JOB: Reproduce every record below exactly as written, but leave out any pictures.

• • • • • • •

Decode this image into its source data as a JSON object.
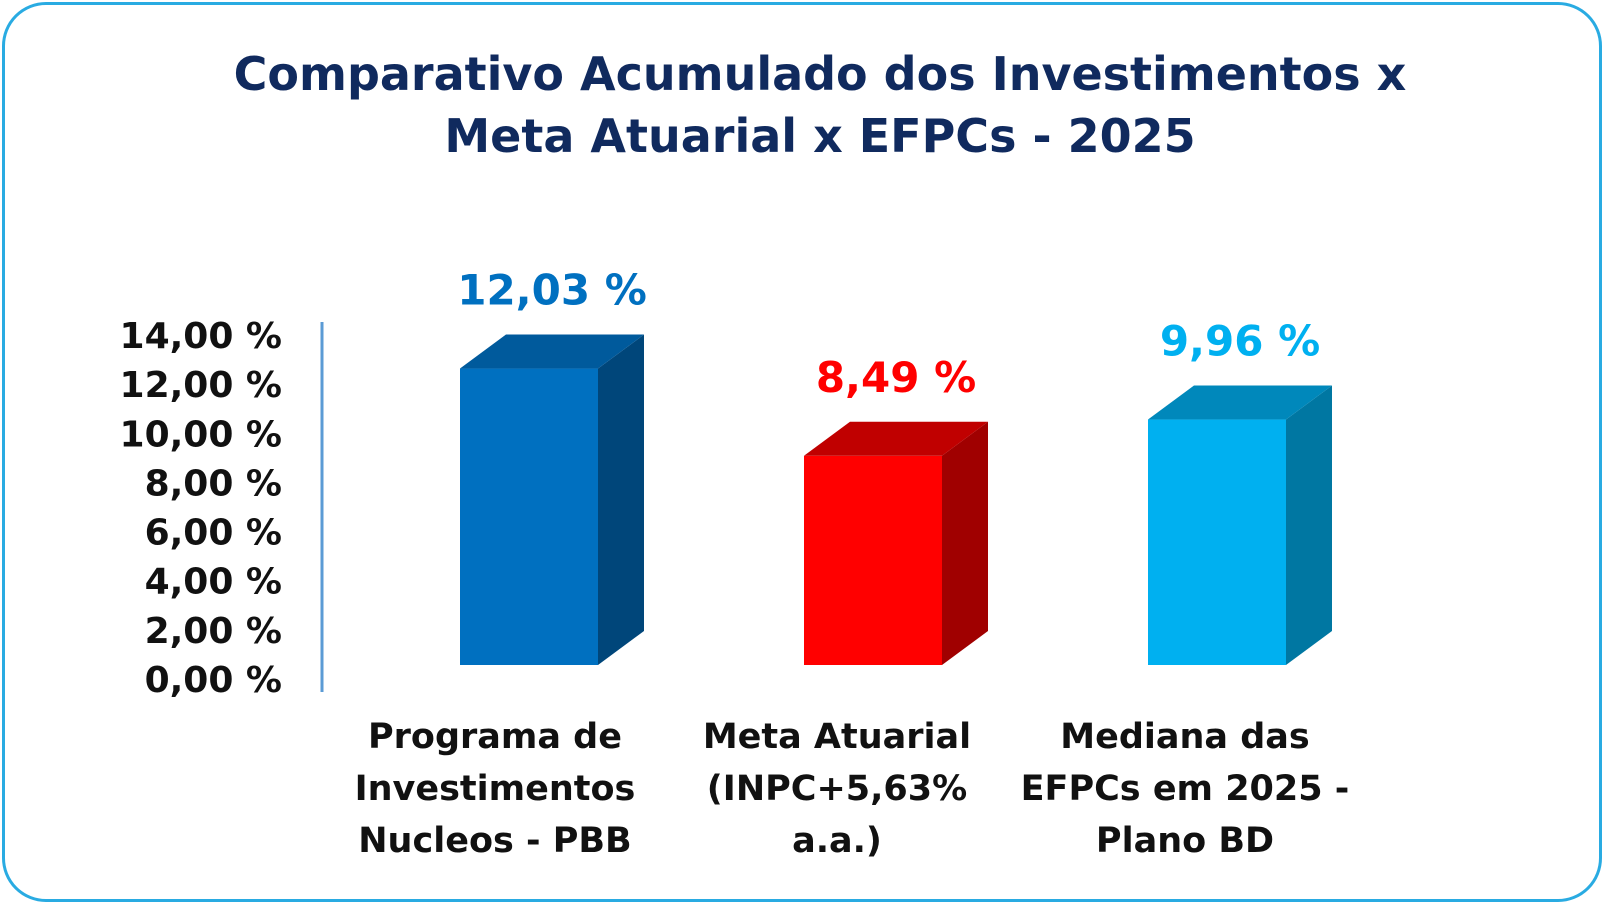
{
  "chart_data": {
    "type": "bar",
    "title_lines": [
      "Comparativo Acumulado dos Investimentos x",
      "Meta Atuarial x  EFPCs - 2025"
    ],
    "categories": [
      [
        "Programa de",
        "Investimentos",
        "Nucleos  - PBB"
      ],
      [
        "Meta Atuarial",
        "(INPC+5,63%",
        "a.a.)"
      ],
      [
        "Mediana das",
        "EFPCs em 2025 -",
        "Plano BD"
      ]
    ],
    "values": [
      12.03,
      8.49,
      9.96
    ],
    "value_labels": [
      "12,03 %",
      "8,49 %",
      "9,96 %"
    ],
    "y_ticks": [
      "0,00 %",
      "2,00 %",
      "4,00 %",
      "6,00 %",
      "8,00 %",
      "10,00 %",
      "12,00 %",
      "14,00 %"
    ],
    "ylim": [
      0,
      14
    ],
    "colors": {
      "bars": [
        "#0070c0",
        "#ff0000",
        "#00b0f0"
      ],
      "bar_sides": [
        "#00467a",
        "#a00000",
        "#0077a2"
      ],
      "bar_tops": [
        "#005a9c",
        "#c00000",
        "#0088bb"
      ],
      "labels": [
        "#0070c0",
        "#ff0000",
        "#00b0f0"
      ],
      "title": "#102a5e",
      "frame": "#29abe2",
      "axis": "#5b9bd5"
    }
  }
}
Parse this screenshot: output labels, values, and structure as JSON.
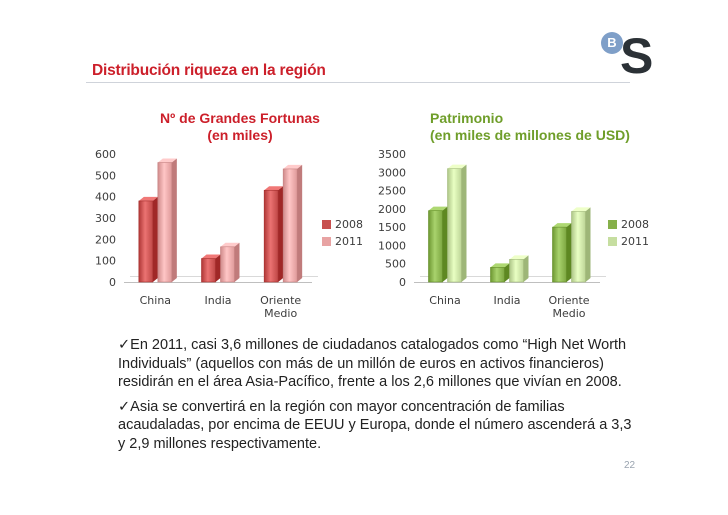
{
  "slide": {
    "title": "Distribución riqueza en la región",
    "logo_letters": {
      "small": "B",
      "large": "S"
    },
    "page_number": "22"
  },
  "bullets": [
    {
      "check": "✓",
      "text": "En 2011, casi 3,6 millones de ciudadanos catalogados como “High Net Worth Individuals” (aquellos con más de un millón de euros en activos financieros) residirán en el área Asia-Pacífico, frente a los 2,6 millones que vivían en 2008."
    },
    {
      "check": "✓",
      "text": "Asia se convertirá en la región con mayor concentración de familias acaudaladas, por encima de EEUU y Europa, donde el número ascenderá a 3,3 y 2,9 millones respectivamente."
    }
  ],
  "chart_data": [
    {
      "type": "bar",
      "title": [
        "Nº de Grandes Fortunas",
        "(en miles)"
      ],
      "categories": [
        [
          "China"
        ],
        [
          "India"
        ],
        [
          "Oriente",
          "Medio"
        ]
      ],
      "series": [
        {
          "name": "2008",
          "values": [
            380,
            110,
            430
          ],
          "color": "#c8504f"
        },
        {
          "name": "2011",
          "values": [
            560,
            165,
            530
          ],
          "color": "#e8a3a3"
        }
      ],
      "ylim": [
        0,
        600
      ],
      "yticks": [
        0,
        100,
        200,
        300,
        400,
        500,
        600
      ],
      "legend": "right",
      "grid": false
    },
    {
      "type": "bar",
      "title": [
        "Patrimonio",
        "(en miles de millones de USD)"
      ],
      "categories": [
        [
          "China"
        ],
        [
          "India"
        ],
        [
          "Oriente",
          "Medio"
        ]
      ],
      "series": [
        {
          "name": "2008",
          "values": [
            1950,
            400,
            1500
          ],
          "color": "#86b04a"
        },
        {
          "name": "2011",
          "values": [
            3100,
            620,
            1930
          ],
          "color": "#c6dea0"
        }
      ],
      "ylim": [
        0,
        3500
      ],
      "yticks": [
        0,
        500,
        1000,
        1500,
        2000,
        2500,
        3000,
        3500
      ],
      "legend": "right",
      "grid": false
    }
  ]
}
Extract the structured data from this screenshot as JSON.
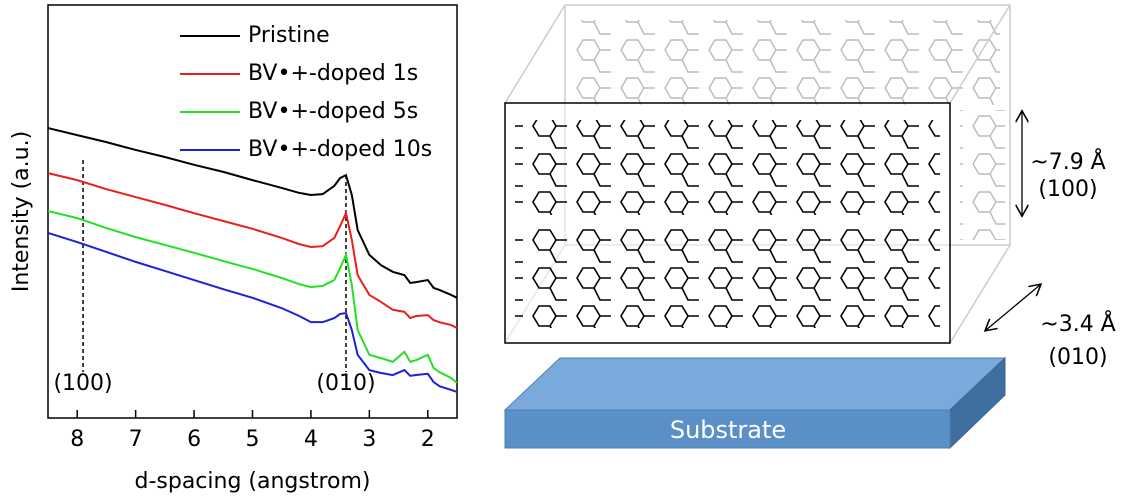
{
  "chart_data": {
    "type": "line",
    "x_label": "d-spacing (angstrom)",
    "y_label": "Intensity (a.u.)",
    "xlim": [
      8.5,
      1.5
    ],
    "xticks": [
      8,
      7,
      6,
      5,
      4,
      3,
      2
    ],
    "ylim": [
      0,
      100
    ],
    "x": [
      8.5,
      8,
      7.5,
      7,
      6.5,
      6,
      5.5,
      5,
      4.5,
      4.2,
      4,
      3.8,
      3.6,
      3.5,
      3.4,
      3.3,
      3.2,
      3.0,
      2.8,
      2.6,
      2.4,
      2.3,
      2.2,
      2.0,
      1.9,
      1.8,
      1.6,
      1.5
    ],
    "series": [
      {
        "name": "Pristine",
        "color": "#000000",
        "values": [
          70.2,
          68.5,
          66.8,
          64.9,
          63.2,
          61.3,
          59.6,
          57.6,
          55.7,
          54.5,
          54.0,
          54.2,
          56.2,
          58.1,
          58.8,
          54.0,
          45.5,
          39.5,
          37.0,
          35.4,
          34.6,
          32.7,
          32.9,
          33.4,
          31.5,
          31.0,
          29.8,
          29.1
        ]
      },
      {
        "name": "BV•+-doped 1s",
        "color": "#e8201a",
        "values": [
          59.3,
          57.6,
          55.4,
          53.5,
          51.6,
          49.6,
          47.7,
          45.8,
          43.6,
          42.1,
          41.4,
          41.6,
          43.6,
          46.5,
          49.6,
          43.1,
          34.6,
          29.8,
          28.1,
          26.2,
          25.7,
          24.2,
          24.7,
          24.9,
          23.7,
          23.2,
          22.5,
          21.8
        ]
      },
      {
        "name": "BV•+-doped 5s",
        "color": "#22e022",
        "values": [
          50.1,
          48.4,
          46.0,
          43.8,
          41.9,
          40.0,
          38.0,
          36.1,
          33.9,
          32.4,
          31.7,
          32.0,
          33.4,
          36.3,
          39.5,
          32.2,
          21.3,
          15.3,
          14.5,
          13.6,
          16.0,
          13.6,
          14.0,
          15.3,
          12.1,
          11.1,
          9.7,
          8.5
        ]
      },
      {
        "name": "BV•+-doped 10s",
        "color": "#1a22d8",
        "values": [
          44.8,
          42.6,
          40.2,
          37.8,
          35.6,
          33.4,
          31.2,
          29.1,
          26.6,
          24.7,
          23.2,
          23.2,
          24.2,
          25.2,
          25.4,
          21.3,
          15.3,
          11.6,
          10.9,
          10.4,
          11.6,
          10.2,
          10.4,
          10.7,
          8.7,
          7.7,
          6.8,
          6.3
        ]
      }
    ],
    "annotations": [
      {
        "text": "(100)",
        "x": 7.9
      },
      {
        "text": "(010)",
        "x": 3.4
      }
    ]
  },
  "diagram": {
    "spacing_100": "~7.9 Å",
    "label_100": "(100)",
    "spacing_010": "~3.4 Å",
    "label_010": "(010)",
    "substrate": "Substrate"
  }
}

• • • • • • •

SOLUTION TO THE PROBLEM:
Decode this image into its source data as a JSON object.
{
  "chart_data": {
    "type": "bar",
    "title_lines": [
      "Comparativo Acumulado dos Investimentos x",
      "Meta Atuarial x  EFPCs - 2025"
    ],
    "categories": [
      [
        "Programa de",
        "Investimentos",
        "Nucleos  - PBB"
      ],
      [
        "Meta Atuarial",
        "(INPC+5,63%",
        "a.a.)"
      ],
      [
        "Mediana das",
        "EFPCs em 2025 -",
        "Plano BD"
      ]
    ],
    "values": [
      12.03,
      8.49,
      9.96
    ],
    "value_labels": [
      "12,03 %",
      "8,49 %",
      "9,96 %"
    ],
    "y_ticks": [
      "0,00 %",
      "2,00 %",
      "4,00 %",
      "6,00 %",
      "8,00 %",
      "10,00 %",
      "12,00 %",
      "14,00 %"
    ],
    "ylim": [
      0,
      14
    ],
    "colors": {
      "bars": [
        "#0070c0",
        "#ff0000",
        "#00b0f0"
      ],
      "bar_sides": [
        "#00467a",
        "#a00000",
        "#0077a2"
      ],
      "bar_tops": [
        "#005a9c",
        "#c00000",
        "#0088bb"
      ],
      "labels": [
        "#0070c0",
        "#ff0000",
        "#00b0f0"
      ],
      "title": "#102a5e",
      "frame": "#29abe2",
      "axis": "#5b9bd5"
    }
  }
}
Parse this screenshot: output labels, values, and structure as JSON.
{
  "slide": {
    "title": "Distribución riqueza en la región",
    "logo_letters": {
      "small": "B",
      "large": "S"
    },
    "page_number": "22"
  },
  "bullets": [
    {
      "check": "✓",
      "text": "En 2011, casi 3,6 millones de ciudadanos catalogados como “High Net Worth Individuals” (aquellos con más de un millón de euros en activos financieros) residirán en el área Asia-Pacífico, frente a los 2,6 millones que vivían en 2008."
    },
    {
      "check": "✓",
      "text": "Asia se convertirá en la región con mayor concentración de familias acaudaladas, por encima de EEUU y Europa, donde el número ascenderá a 3,3 y 2,9 millones respectivamente."
    }
  ],
  "chart_data": [
    {
      "type": "bar",
      "title": [
        "Nº de Grandes Fortunas",
        "(en miles)"
      ],
      "categories": [
        [
          "China"
        ],
        [
          "India"
        ],
        [
          "Oriente",
          "Medio"
        ]
      ],
      "series": [
        {
          "name": "2008",
          "values": [
            380,
            110,
            430
          ],
          "color": "#c8504f"
        },
        {
          "name": "2011",
          "values": [
            560,
            165,
            530
          ],
          "color": "#e8a3a3"
        }
      ],
      "ylim": [
        0,
        600
      ],
      "yticks": [
        0,
        100,
        200,
        300,
        400,
        500,
        600
      ],
      "legend": "right",
      "grid": false
    },
    {
      "type": "bar",
      "title": [
        "Patrimonio",
        "(en miles de millones de USD)"
      ],
      "categories": [
        [
          "China"
        ],
        [
          "India"
        ],
        [
          "Oriente",
          "Medio"
        ]
      ],
      "series": [
        {
          "name": "2008",
          "values": [
            1950,
            400,
            1500
          ],
          "color": "#86b04a"
        },
        {
          "name": "2011",
          "values": [
            3100,
            620,
            1930
          ],
          "color": "#c6dea0"
        }
      ],
      "ylim": [
        0,
        3500
      ],
      "yticks": [
        0,
        500,
        1000,
        1500,
        2000,
        2500,
        3000,
        3500
      ],
      "legend": "right",
      "grid": false
    }
  ]
}
Extract the structured data from this screenshot as JSON.
{
  "chart_data": {
    "type": "line",
    "x_label": "d-spacing (angstrom)",
    "y_label": "Intensity (a.u.)",
    "xlim": [
      8.5,
      1.5
    ],
    "xticks": [
      8,
      7,
      6,
      5,
      4,
      3,
      2
    ],
    "ylim": [
      0,
      100
    ],
    "x": [
      8.5,
      8,
      7.5,
      7,
      6.5,
      6,
      5.5,
      5,
      4.5,
      4.2,
      4,
      3.8,
      3.6,
      3.5,
      3.4,
      3.3,
      3.2,
      3.0,
      2.8,
      2.6,
      2.4,
      2.3,
      2.2,
      2.0,
      1.9,
      1.8,
      1.6,
      1.5
    ],
    "series": [
      {
        "name": "Pristine",
        "color": "#000000",
        "values": [
          70.2,
          68.5,
          66.8,
          64.9,
          63.2,
          61.3,
          59.6,
          57.6,
          55.7,
          54.5,
          54.0,
          54.2,
          56.2,
          58.1,
          58.8,
          54.0,
          45.5,
          39.5,
          37.0,
          35.4,
          34.6,
          32.7,
          32.9,
          33.4,
          31.5,
          31.0,
          29.8,
          29.1
        ]
      },
      {
        "name": "BV•+-doped 1s",
        "color": "#e8201a",
        "values": [
          59.3,
          57.6,
          55.4,
          53.5,
          51.6,
          49.6,
          47.7,
          45.8,
          43.6,
          42.1,
          41.4,
          41.6,
          43.6,
          46.5,
          49.6,
          43.1,
          34.6,
          29.8,
          28.1,
          26.2,
          25.7,
          24.2,
          24.7,
          24.9,
          23.7,
          23.2,
          22.5,
          21.8
        ]
      },
      {
        "name": "BV•+-doped 5s",
        "color": "#22e022",
        "values": [
          50.1,
          48.4,
          46.0,
          43.8,
          41.9,
          40.0,
          38.0,
          36.1,
          33.9,
          32.4,
          31.7,
          32.0,
          33.4,
          36.3,
          39.5,
          32.2,
          21.3,
          15.3,
          14.5,
          13.6,
          16.0,
          13.6,
          14.0,
          15.3,
          12.1,
          11.1,
          9.7,
          8.5
        ]
      },
      {
        "name": "BV•+-doped 10s",
        "color": "#1a22d8",
        "values": [
          44.8,
          42.6,
          40.2,
          37.8,
          35.6,
          33.4,
          31.2,
          29.1,
          26.6,
          24.7,
          23.2,
          23.2,
          24.2,
          25.2,
          25.4,
          21.3,
          15.3,
          11.6,
          10.9,
          10.4,
          11.6,
          10.2,
          10.4,
          10.7,
          8.7,
          7.7,
          6.8,
          6.3
        ]
      }
    ],
    "annotations": [
      {
        "text": "(100)",
        "x": 7.9
      },
      {
        "text": "(010)",
        "x": 3.4
      }
    ]
  },
  "diagram": {
    "spacing_100": "~7.9 Å",
    "label_100": "(100)",
    "spacing_010": "~3.4 Å",
    "label_010": "(010)",
    "substrate": "Substrate"
  }
}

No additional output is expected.